Stored records
════════

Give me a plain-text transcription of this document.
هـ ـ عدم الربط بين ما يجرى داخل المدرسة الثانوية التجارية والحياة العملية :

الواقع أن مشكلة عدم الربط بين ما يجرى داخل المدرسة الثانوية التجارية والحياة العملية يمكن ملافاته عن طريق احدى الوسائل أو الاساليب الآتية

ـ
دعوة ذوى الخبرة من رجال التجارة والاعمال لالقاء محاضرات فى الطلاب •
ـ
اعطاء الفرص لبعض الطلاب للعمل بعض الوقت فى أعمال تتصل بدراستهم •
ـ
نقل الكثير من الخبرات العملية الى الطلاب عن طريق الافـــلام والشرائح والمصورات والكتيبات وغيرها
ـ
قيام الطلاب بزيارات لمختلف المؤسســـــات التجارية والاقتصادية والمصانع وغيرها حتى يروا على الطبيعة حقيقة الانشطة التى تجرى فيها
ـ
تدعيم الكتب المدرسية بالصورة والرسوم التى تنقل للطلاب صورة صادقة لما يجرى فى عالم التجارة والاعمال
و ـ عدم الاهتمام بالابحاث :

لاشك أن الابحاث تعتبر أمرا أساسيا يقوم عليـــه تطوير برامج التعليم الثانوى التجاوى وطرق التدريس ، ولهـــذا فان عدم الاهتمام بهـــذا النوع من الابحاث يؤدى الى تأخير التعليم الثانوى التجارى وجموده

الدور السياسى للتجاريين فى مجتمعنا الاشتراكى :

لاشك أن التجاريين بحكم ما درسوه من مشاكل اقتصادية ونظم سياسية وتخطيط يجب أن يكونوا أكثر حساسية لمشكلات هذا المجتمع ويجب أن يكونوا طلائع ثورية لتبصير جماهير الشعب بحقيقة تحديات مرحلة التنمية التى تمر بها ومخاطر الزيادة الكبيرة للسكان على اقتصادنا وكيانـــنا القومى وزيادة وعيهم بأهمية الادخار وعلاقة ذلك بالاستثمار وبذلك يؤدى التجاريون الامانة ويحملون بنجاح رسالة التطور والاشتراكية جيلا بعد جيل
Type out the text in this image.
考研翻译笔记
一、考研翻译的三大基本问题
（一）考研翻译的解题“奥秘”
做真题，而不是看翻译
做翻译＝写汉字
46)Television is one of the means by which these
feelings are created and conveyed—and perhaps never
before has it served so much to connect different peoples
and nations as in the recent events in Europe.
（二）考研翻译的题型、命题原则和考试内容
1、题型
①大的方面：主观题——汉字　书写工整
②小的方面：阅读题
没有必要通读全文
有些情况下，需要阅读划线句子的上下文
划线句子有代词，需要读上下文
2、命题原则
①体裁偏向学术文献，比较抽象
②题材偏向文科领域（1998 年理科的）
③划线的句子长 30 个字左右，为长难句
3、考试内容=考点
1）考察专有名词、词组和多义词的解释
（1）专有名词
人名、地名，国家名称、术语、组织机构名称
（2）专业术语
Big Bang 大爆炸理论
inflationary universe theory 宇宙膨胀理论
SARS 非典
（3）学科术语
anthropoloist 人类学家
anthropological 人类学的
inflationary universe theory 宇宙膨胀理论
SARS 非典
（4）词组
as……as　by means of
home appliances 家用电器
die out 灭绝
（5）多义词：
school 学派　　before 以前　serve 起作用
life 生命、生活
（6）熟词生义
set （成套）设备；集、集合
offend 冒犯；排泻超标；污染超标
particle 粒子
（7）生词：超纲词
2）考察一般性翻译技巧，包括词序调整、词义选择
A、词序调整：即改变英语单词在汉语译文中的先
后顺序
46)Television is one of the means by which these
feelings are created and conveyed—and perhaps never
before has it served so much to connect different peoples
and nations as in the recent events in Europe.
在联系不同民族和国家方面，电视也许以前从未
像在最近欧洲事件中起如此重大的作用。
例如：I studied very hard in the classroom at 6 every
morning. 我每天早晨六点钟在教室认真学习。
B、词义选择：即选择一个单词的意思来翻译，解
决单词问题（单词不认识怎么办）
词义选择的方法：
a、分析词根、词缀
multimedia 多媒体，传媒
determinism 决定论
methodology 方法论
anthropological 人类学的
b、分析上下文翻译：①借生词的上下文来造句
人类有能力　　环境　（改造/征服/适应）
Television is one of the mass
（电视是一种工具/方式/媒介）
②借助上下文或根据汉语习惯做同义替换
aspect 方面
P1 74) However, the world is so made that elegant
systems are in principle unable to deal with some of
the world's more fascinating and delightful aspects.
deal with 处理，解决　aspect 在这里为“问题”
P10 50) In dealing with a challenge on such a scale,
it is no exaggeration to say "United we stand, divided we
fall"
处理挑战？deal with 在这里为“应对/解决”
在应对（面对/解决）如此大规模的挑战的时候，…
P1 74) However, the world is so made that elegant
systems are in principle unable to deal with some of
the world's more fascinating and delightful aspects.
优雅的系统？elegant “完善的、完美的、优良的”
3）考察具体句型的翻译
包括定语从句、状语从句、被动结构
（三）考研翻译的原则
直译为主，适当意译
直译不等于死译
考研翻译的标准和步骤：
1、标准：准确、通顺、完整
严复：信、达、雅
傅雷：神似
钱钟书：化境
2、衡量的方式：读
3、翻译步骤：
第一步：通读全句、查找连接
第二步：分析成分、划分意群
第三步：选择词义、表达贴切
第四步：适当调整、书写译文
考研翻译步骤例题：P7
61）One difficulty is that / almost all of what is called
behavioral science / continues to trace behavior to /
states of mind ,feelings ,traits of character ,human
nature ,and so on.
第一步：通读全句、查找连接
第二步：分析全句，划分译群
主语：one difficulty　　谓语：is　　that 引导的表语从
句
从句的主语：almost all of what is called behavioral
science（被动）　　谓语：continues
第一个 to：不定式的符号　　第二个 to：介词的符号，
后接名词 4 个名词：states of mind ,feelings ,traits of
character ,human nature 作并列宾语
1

════════

> [TASK DETAILS]
Look through the data above. Copy every line with the string "الاهتمام" in it.

> [FINISHED TASK]
و ـ عدم الاهتمام بالابحاث :
لاشك أن الابحاث تعتبر أمرا أساسيا يقوم عليـــه تطوير برامج التعليم الثانوى التجاوى وطرق التدريس ، ولهـــذا فان عدم الاهتمام بهـــذا النوع من الابحاث يؤدى الى تأخير التعليم الثانوى التجارى وجموده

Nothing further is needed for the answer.